# PROMPT
Could you rewrite every one of the rows below as a two-column Markdown table, with "Number" holding each line's number and "Line Text" holding the line itself, leaving out any blank lines?

# GIVEN DATA
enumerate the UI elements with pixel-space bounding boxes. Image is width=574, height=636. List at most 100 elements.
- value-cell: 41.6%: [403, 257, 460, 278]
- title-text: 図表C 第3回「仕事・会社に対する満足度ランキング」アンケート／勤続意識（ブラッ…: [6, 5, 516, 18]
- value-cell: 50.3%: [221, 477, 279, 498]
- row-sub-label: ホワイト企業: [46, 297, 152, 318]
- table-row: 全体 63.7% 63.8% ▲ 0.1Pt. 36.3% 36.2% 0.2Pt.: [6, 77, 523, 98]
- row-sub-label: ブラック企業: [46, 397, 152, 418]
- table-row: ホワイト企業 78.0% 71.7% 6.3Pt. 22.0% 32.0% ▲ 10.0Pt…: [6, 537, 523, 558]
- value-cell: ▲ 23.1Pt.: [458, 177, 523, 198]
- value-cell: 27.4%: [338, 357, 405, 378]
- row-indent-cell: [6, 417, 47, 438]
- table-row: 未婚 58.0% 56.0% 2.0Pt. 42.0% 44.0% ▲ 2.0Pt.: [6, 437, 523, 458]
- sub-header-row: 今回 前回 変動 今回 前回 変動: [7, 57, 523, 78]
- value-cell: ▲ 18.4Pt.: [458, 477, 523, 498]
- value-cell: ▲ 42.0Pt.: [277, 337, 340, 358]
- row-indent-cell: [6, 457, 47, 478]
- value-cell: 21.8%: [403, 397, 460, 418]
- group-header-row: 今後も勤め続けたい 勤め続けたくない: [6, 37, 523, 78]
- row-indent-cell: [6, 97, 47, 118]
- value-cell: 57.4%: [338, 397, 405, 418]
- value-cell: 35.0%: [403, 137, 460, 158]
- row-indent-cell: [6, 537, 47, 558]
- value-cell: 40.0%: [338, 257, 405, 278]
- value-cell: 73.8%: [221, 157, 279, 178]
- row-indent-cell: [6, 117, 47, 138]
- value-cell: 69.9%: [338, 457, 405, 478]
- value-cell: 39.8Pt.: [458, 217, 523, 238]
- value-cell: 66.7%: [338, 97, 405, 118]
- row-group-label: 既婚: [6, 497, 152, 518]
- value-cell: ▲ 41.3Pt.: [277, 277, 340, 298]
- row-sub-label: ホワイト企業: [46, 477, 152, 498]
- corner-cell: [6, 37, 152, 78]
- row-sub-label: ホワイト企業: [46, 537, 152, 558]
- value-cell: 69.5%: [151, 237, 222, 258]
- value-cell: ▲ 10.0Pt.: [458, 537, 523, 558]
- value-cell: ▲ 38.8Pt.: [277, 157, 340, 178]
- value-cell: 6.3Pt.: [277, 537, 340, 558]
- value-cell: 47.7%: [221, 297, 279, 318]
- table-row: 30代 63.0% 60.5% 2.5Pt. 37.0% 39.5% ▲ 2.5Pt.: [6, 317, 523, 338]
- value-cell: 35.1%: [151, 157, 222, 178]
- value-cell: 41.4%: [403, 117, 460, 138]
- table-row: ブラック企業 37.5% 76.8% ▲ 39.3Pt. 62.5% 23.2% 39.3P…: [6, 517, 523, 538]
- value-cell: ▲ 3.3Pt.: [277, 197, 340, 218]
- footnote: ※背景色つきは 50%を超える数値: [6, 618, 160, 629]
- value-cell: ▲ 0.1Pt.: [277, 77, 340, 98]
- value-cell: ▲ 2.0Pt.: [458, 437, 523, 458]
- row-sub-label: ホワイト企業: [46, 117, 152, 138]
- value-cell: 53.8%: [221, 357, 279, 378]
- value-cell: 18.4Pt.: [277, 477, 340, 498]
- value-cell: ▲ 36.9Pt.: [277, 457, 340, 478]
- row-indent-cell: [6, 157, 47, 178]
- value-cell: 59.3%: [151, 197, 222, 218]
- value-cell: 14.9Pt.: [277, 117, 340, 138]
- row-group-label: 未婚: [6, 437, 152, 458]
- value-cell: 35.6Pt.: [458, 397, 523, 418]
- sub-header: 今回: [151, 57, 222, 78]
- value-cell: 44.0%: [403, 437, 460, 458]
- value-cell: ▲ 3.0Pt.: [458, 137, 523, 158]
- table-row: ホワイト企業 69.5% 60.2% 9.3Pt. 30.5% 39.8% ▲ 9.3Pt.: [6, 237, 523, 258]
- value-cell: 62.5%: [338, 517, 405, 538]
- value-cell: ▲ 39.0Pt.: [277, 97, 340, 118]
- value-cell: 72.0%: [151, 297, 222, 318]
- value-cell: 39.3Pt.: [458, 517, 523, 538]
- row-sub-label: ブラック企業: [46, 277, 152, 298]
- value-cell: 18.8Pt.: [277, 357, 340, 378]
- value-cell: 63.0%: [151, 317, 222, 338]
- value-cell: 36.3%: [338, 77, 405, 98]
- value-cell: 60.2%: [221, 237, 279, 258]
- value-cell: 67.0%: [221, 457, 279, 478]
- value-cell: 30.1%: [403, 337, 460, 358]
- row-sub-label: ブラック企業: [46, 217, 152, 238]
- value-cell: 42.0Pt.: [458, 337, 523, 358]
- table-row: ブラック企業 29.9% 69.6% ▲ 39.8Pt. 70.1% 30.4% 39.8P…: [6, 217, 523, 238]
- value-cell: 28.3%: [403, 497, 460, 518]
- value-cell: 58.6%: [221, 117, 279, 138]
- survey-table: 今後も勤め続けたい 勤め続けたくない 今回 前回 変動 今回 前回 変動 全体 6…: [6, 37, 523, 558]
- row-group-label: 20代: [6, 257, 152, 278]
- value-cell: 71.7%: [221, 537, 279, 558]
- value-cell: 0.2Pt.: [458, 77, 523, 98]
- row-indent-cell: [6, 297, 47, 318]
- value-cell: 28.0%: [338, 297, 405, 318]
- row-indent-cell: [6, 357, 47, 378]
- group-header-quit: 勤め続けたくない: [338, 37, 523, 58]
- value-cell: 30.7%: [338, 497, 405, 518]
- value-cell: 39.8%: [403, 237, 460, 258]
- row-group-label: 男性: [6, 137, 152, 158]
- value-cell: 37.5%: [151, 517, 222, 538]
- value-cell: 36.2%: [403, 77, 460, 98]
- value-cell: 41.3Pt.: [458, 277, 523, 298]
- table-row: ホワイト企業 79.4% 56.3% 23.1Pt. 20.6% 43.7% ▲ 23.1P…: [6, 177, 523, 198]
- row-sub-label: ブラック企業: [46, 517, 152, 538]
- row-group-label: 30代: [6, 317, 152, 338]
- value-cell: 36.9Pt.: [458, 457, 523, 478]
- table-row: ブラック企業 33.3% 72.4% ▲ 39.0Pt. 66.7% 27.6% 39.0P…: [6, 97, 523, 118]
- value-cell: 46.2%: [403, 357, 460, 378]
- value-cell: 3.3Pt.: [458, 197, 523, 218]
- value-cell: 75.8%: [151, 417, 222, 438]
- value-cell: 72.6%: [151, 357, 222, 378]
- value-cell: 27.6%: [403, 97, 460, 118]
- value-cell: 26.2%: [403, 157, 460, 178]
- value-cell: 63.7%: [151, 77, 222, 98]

# COMPLETE ANSWER
| Number | Line Text |
|---|---|
| 1 | enumerate the UI elements with pixel-space bounding boxes. Image is width=574, height=636. List at most 100 elements. |
| 2 | - value-cell: 41.6%: [403, 257, 460, 278] |
| 3 | - title-text: 図表C 第3回「仕事・会社に対する満足度ランキング」アンケート／勤続意識（ブラッ…: [6, 5, 516, 18] |
| 4 | - value-cell: 50.3%: [221, 477, 279, 498] |
| 5 | - row-sub-label: ホワイト企業: [46, 297, 152, 318] |
| 6 | - table-row: 全体 63.7% 63.8% ▲ 0.1Pt. 36.3% 36.2% 0.2Pt.: [6, 77, 523, 98] |
| 7 | - row-sub-label: ブラック企業: [46, 397, 152, 418] |
| 8 | - table-row: ホワイト企業 78.0% 71.7% 6.3Pt. 22.0% 32.0% ▲ 10.0Pt…: [6, 537, 523, 558] |
| 9 | - value-cell: ▲ 23.1Pt.: [458, 177, 523, 198] |
| 10 | - value-cell: 27.4%: [338, 357, 405, 378] |
| 11 | - row-indent-cell: [6, 417, 47, 438] |
| 12 | - table-row: 未婚 58.0% 56.0% 2.0Pt. 42.0% 44.0% ▲ 2.0Pt.: [6, 437, 523, 458] |
| 13 | - sub-header-row: 今回 前回 変動 今回 前回 変動: [7, 57, 523, 78] |
| 14 | - value-cell: ▲ 18.4Pt.: [458, 477, 523, 498] |
| 15 | - value-cell: ▲ 42.0Pt.: [277, 337, 340, 358] |
| 16 | - row-indent-cell: [6, 457, 47, 478] |
| 17 | - value-cell: 21.8%: [403, 397, 460, 418] |
| 18 | - group-header-row: 今後も勤め続けたい 勤め続けたくない: [6, 37, 523, 78] |
| 19 | - row-indent-cell: [6, 97, 47, 118] |
| 20 | - value-cell: 57.4%: [338, 397, 405, 418] |
| 21 | - value-cell: 35.0%: [403, 137, 460, 158] |
| 22 | - row-indent-cell: [6, 537, 47, 558] |
| 23 | - value-cell: 40.0%: [338, 257, 405, 278] |
| 24 | - value-cell: 73.8%: [221, 157, 279, 178] |
| 25 | - row-indent-cell: [6, 117, 47, 138] |
| 26 | - value-cell: 69.9%: [338, 457, 405, 478] |
| 27 | - value-cell: 39.8Pt.: [458, 217, 523, 238] |
| 28 | - value-cell: 66.7%: [338, 97, 405, 118] |
| 29 | - row-group-label: 既婚: [6, 497, 152, 518] |
| 30 | - value-cell: ▲ 41.3Pt.: [277, 277, 340, 298] |
| 31 | - row-sub-label: ホワイト企業: [46, 477, 152, 498] |
| 32 | - corner-cell: [6, 37, 152, 78] |
| 33 | - row-sub-label: ホワイト企業: [46, 537, 152, 558] |
| 34 | - value-cell: 69.5%: [151, 237, 222, 258] |
| 35 | - value-cell: ▲ 10.0Pt.: [458, 537, 523, 558] |
| 36 | - value-cell: ▲ 38.8Pt.: [277, 157, 340, 178] |
| 37 | - value-cell: 6.3Pt.: [277, 537, 340, 558] |
| 38 | - value-cell: 47.7%: [221, 297, 279, 318] |
| 39 | - table-row: 30代 63.0% 60.5% 2.5Pt. 37.0% 39.5% ▲ 2.5Pt.: [6, 317, 523, 338] |
| 40 | - value-cell: 35.1%: [151, 157, 222, 178] |
| 41 | - value-cell: 41.4%: [403, 117, 460, 138] |
| 42 | - table-row: ブラック企業 37.5% 76.8% ▲ 39.3Pt. 62.5% 23.2% 39.3P…: [6, 517, 523, 538] |
| 43 | - value-cell: ▲ 3.3Pt.: [277, 197, 340, 218] |
| 44 | - footnote: ※背景色つきは 50%を超える数値: [6, 618, 160, 629] |
| 45 | - value-cell: ▲ 0.1Pt.: [277, 77, 340, 98] |
| 46 | - value-cell: ▲ 2.0Pt.: [458, 437, 523, 458] |
| 47 | - row-sub-label: ホワイト企業: [46, 117, 152, 138] |
| 48 | - value-cell: 53.8%: [221, 357, 279, 378] |
| 49 | - value-cell: 18.4Pt.: [277, 477, 340, 498] |
| 50 | - value-cell: ▲ 36.9Pt.: [277, 457, 340, 478] |
| 51 | - row-indent-cell: [6, 157, 47, 178] |
| 52 | - value-cell: 59.3%: [151, 197, 222, 218] |
| 53 | - value-cell: 14.9Pt.: [277, 117, 340, 138] |
| 54 | - row-group-label: 未婚: [6, 437, 152, 458] |
| 55 | - value-cell: 35.6Pt.: [458, 397, 523, 418] |
| 56 | - sub-header: 今回: [151, 57, 222, 78] |
| 57 | - value-cell: 44.0%: [403, 437, 460, 458] |
| 58 | - value-cell: ▲ 3.0Pt.: [458, 137, 523, 158] |
| 59 | - table-row: ホワイト企業 69.5% 60.2% 9.3Pt. 30.5% 39.8% ▲ 9.3Pt.: [6, 237, 523, 258] |
| 60 | - value-cell: 62.5%: [338, 517, 405, 538] |
| 61 | - value-cell: ▲ 39.0Pt.: [277, 97, 340, 118] |
| 62 | - value-cell: 72.0%: [151, 297, 222, 318] |
| 63 | - value-cell: 39.3Pt.: [458, 517, 523, 538] |
| 64 | - row-sub-label: ブラック企業: [46, 277, 152, 298] |
| 65 | - value-cell: 18.8Pt.: [277, 357, 340, 378] |
| 66 | - value-cell: 63.0%: [151, 317, 222, 338] |
| 67 | - value-cell: 36.3%: [338, 77, 405, 98] |
| 68 | - value-cell: 60.2%: [221, 237, 279, 258] |
| 69 | - value-cell: 67.0%: [221, 457, 279, 478] |
| 70 | - value-cell: 30.1%: [403, 337, 460, 358] |
| 71 | - row-sub-label: ブラック企業: [46, 217, 152, 238] |
| 72 | - value-cell: 42.0Pt.: [458, 337, 523, 358] |
| 73 | - table-row: ブラック企業 29.9% 69.6% ▲ 39.8Pt. 70.1% 30.4% 39.8P…: [6, 217, 523, 238] |
| 74 | - value-cell: 28.3%: [403, 497, 460, 518] |
| 75 | - value-cell: 58.6%: [221, 117, 279, 138] |
| 76 | - survey-table: 今後も勤め続けたい 勤め続けたくない 今回 前回 変動 今回 前回 変動 全体 6…: [6, 37, 523, 558] |
| 77 | - row-group-label: 20代: [6, 257, 152, 278] |
| 78 | - value-cell: 71.7%: [221, 537, 279, 558] |
| 79 | - value-cell: 0.2Pt.: [458, 77, 523, 98] |
| 80 | - row-indent-cell: [6, 297, 47, 318] |
| 81 | - value-cell: 28.0%: [338, 297, 405, 318] |
| 82 | - row-indent-cell: [6, 357, 47, 378] |
| 83 | - group-header-quit: 勤め続けたくない: [338, 37, 523, 58] |
| 84 | - value-cell: 30.7%: [338, 497, 405, 518] |
| 85 | - value-cell: 39.8%: [403, 237, 460, 258] |
| 86 | - row-group-label: 男性: [6, 137, 152, 158] |
| 87 | - value-cell: 37.5%: [151, 517, 222, 538] |
| 88 | - value-cell: 36.2%: [403, 77, 460, 98] |
| 89 | - value-cell: 41.3Pt.: [458, 277, 523, 298] |
| 90 | - table-row: ホワイト企業 79.4% 56.3% 23.1Pt. 20.6% 43.7% ▲ 23.1P…: [6, 177, 523, 198] |
| 91 | - row-sub-label: ブラック企業: [46, 517, 152, 538] |
| 92 | - row-group-label: 30代: [6, 317, 152, 338] |
| 93 | - value-cell: 36.9Pt.: [458, 457, 523, 478] |
| 94 | - table-row: ブラック企業 33.3% 72.4% ▲ 39.0Pt. 66.7% 27.6% 39.0P…: [6, 97, 523, 118] |
| 95 | - value-cell: 46.2%: [403, 357, 460, 378] |
| 96 | - value-cell: 3.3Pt.: [458, 197, 523, 218] |
| 97 | - value-cell: 75.8%: [151, 417, 222, 438] |
| 98 | - value-cell: 72.6%: [151, 357, 222, 378] |
| 99 | - value-cell: 27.6%: [403, 97, 460, 118] |
| 100 | - value-cell: 26.2%: [403, 157, 460, 178] |
| 101 | - value-cell: 63.7%: [151, 77, 222, 98] |